(Records from a data source)
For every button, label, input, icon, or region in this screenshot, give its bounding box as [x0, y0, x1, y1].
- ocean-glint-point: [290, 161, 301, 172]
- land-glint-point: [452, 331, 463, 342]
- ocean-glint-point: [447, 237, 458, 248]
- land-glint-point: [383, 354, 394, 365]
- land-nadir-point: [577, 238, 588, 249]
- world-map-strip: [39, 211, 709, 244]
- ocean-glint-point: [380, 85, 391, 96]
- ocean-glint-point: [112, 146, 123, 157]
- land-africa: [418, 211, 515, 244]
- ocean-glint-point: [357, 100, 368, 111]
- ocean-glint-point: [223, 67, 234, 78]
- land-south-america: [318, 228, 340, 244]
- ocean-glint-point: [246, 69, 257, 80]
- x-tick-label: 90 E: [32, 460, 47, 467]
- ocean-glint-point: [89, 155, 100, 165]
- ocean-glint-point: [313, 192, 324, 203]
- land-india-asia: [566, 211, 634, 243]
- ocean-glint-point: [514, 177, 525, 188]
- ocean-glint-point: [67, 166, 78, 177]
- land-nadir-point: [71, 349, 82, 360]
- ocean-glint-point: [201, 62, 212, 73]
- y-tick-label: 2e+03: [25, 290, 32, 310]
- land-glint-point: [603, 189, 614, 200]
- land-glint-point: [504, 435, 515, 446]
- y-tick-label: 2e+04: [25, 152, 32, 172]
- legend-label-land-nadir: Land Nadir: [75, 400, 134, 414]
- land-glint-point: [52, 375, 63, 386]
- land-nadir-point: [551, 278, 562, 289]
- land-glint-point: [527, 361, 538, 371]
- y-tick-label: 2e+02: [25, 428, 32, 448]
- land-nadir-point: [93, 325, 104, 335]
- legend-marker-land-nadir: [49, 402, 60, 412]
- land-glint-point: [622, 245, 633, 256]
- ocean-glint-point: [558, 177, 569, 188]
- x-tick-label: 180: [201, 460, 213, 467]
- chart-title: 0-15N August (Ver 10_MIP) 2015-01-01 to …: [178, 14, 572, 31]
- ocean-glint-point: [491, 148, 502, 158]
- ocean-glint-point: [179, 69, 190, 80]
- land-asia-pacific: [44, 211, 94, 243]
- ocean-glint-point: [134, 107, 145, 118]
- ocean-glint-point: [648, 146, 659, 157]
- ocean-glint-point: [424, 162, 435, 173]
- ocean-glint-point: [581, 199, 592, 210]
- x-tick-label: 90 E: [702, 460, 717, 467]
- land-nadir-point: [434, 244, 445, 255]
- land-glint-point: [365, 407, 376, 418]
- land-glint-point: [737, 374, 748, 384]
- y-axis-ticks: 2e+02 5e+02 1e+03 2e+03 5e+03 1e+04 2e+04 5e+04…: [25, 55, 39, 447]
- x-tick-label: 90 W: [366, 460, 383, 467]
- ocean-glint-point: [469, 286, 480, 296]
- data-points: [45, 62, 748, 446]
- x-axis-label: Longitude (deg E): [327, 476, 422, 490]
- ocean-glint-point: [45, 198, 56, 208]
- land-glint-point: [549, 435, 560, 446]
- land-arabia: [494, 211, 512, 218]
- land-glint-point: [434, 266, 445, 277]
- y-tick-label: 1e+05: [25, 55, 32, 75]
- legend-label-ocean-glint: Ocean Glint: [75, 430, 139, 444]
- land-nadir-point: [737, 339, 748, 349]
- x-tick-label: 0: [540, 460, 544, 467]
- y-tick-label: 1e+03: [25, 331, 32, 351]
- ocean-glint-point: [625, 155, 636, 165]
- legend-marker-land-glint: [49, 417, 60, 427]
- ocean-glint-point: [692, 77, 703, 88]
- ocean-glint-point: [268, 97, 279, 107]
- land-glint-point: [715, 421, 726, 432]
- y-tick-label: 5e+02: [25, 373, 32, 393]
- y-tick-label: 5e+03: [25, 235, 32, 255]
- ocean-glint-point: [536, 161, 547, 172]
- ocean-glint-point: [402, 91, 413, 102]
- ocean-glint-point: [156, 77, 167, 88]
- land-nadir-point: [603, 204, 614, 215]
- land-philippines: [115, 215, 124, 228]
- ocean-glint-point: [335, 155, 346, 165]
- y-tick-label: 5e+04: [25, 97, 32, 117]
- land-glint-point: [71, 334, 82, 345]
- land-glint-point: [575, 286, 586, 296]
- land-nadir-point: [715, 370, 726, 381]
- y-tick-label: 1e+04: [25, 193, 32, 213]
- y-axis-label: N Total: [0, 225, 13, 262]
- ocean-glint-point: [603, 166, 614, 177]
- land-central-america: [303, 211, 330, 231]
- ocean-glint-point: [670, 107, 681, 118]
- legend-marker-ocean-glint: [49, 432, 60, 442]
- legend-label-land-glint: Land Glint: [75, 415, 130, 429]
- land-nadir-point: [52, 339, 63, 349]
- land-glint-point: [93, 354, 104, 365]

==

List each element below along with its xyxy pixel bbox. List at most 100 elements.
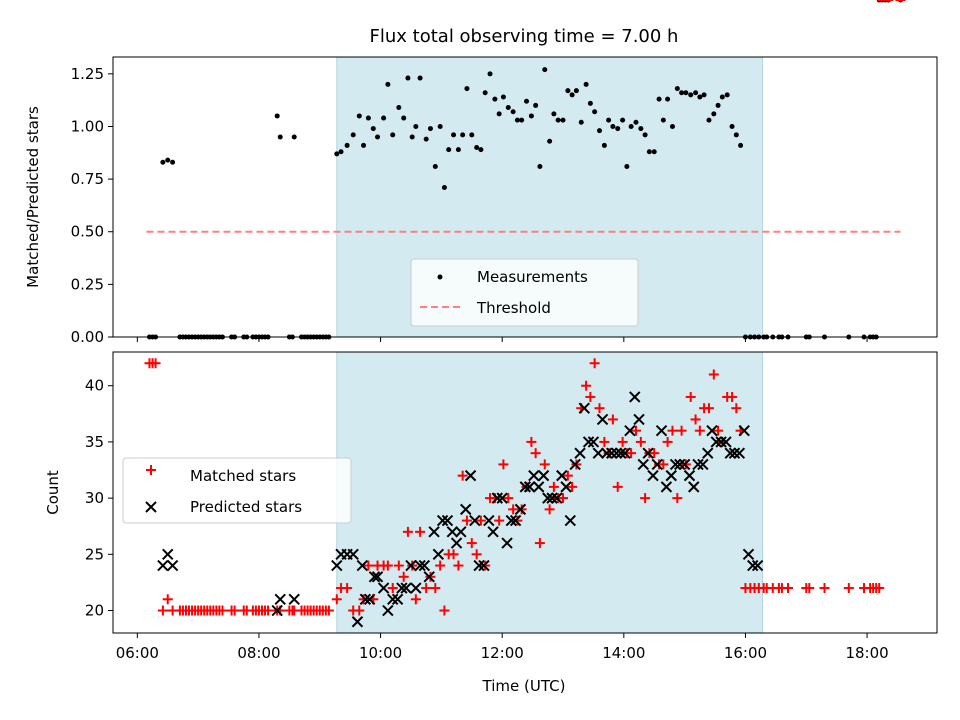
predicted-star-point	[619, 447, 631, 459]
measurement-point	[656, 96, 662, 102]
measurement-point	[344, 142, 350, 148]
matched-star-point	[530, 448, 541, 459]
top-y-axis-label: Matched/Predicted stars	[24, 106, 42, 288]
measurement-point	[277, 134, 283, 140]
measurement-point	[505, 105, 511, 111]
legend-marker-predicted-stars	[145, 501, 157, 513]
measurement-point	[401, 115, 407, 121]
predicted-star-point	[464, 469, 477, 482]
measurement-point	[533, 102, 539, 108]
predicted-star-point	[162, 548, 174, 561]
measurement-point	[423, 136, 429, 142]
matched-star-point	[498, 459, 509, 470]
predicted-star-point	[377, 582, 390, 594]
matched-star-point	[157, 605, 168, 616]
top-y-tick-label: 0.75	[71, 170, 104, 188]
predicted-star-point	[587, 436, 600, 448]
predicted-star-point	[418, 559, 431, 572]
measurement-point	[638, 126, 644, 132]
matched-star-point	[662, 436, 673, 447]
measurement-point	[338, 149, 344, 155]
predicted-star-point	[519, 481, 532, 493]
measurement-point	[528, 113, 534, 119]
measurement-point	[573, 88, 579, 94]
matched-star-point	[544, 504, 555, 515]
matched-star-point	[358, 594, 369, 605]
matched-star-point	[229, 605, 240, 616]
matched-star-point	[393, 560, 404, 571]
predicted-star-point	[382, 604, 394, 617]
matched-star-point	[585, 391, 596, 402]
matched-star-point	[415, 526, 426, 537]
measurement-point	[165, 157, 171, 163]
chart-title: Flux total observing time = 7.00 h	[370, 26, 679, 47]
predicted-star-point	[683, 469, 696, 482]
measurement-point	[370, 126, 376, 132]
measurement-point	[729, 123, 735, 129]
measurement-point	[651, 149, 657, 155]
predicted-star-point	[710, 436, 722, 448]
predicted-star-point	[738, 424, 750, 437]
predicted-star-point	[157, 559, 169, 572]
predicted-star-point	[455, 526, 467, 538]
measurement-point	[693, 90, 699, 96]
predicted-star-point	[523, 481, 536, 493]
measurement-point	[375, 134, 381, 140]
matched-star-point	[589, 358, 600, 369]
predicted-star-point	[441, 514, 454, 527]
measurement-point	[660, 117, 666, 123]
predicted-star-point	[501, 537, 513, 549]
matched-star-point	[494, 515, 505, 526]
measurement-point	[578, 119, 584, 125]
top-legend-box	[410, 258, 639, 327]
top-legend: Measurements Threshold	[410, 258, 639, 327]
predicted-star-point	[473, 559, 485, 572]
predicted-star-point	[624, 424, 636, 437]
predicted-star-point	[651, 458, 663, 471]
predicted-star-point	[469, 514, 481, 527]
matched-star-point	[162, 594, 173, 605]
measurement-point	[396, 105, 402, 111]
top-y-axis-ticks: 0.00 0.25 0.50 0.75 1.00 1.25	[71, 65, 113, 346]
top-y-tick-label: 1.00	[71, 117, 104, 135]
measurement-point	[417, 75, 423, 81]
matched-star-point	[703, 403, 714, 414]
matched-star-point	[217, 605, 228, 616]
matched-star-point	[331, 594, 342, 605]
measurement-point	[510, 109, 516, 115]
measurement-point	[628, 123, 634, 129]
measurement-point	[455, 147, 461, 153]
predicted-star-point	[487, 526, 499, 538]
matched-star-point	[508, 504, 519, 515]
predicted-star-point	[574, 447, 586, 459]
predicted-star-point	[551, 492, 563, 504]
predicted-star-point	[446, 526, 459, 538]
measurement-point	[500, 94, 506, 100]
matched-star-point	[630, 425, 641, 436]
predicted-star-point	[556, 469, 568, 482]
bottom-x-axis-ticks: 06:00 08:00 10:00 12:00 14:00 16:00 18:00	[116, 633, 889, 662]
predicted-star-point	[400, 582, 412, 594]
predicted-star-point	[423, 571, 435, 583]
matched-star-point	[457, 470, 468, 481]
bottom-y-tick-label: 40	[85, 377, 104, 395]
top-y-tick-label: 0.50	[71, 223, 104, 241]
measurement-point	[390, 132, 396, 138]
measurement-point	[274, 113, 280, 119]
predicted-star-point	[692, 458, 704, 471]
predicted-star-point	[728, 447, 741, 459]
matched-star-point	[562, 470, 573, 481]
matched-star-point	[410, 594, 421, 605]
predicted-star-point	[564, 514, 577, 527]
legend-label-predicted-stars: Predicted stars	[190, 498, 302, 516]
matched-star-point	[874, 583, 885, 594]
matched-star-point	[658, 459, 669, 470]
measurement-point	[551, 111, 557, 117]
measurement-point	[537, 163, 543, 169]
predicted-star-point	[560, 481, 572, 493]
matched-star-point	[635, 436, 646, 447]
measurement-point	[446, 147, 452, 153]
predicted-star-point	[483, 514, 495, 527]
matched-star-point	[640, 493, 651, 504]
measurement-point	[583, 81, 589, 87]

# Stated task
Reproduce the material line for line, starting at the line containing "447, 631, 459]" and ending with the line containing "594, 369, 605]".

# Task response
predicted-star-point	[619, 447, 631, 459]
measurement-point	[656, 96, 662, 102]
measurement-point	[344, 142, 350, 148]
matched-star-point	[530, 448, 541, 459]
top-y-axis-label: Matched/Predicted stars	[24, 106, 42, 288]
measurement-point	[277, 134, 283, 140]
measurement-point	[505, 105, 511, 111]
legend-marker-predicted-stars	[145, 501, 157, 513]
measurement-point	[401, 115, 407, 121]
predicted-star-point	[464, 469, 477, 482]
measurement-point	[533, 102, 539, 108]
predicted-star-point	[162, 548, 174, 561]
measurement-point	[423, 136, 429, 142]
matched-star-point	[498, 459, 509, 470]
predicted-star-point	[377, 582, 390, 594]
matched-star-point	[157, 605, 168, 616]
top-y-tick-label: 0.75	[71, 170, 104, 188]
predicted-star-point	[587, 436, 600, 448]
predicted-star-point	[418, 559, 431, 572]
measurement-point	[638, 126, 644, 132]
matched-star-point	[662, 436, 673, 447]
measurement-point	[338, 149, 344, 155]
predicted-star-point	[519, 481, 532, 493]
measurement-point	[528, 113, 534, 119]
measurement-point	[573, 88, 579, 94]
matched-star-point	[544, 504, 555, 515]
matched-star-point	[358, 594, 369, 605]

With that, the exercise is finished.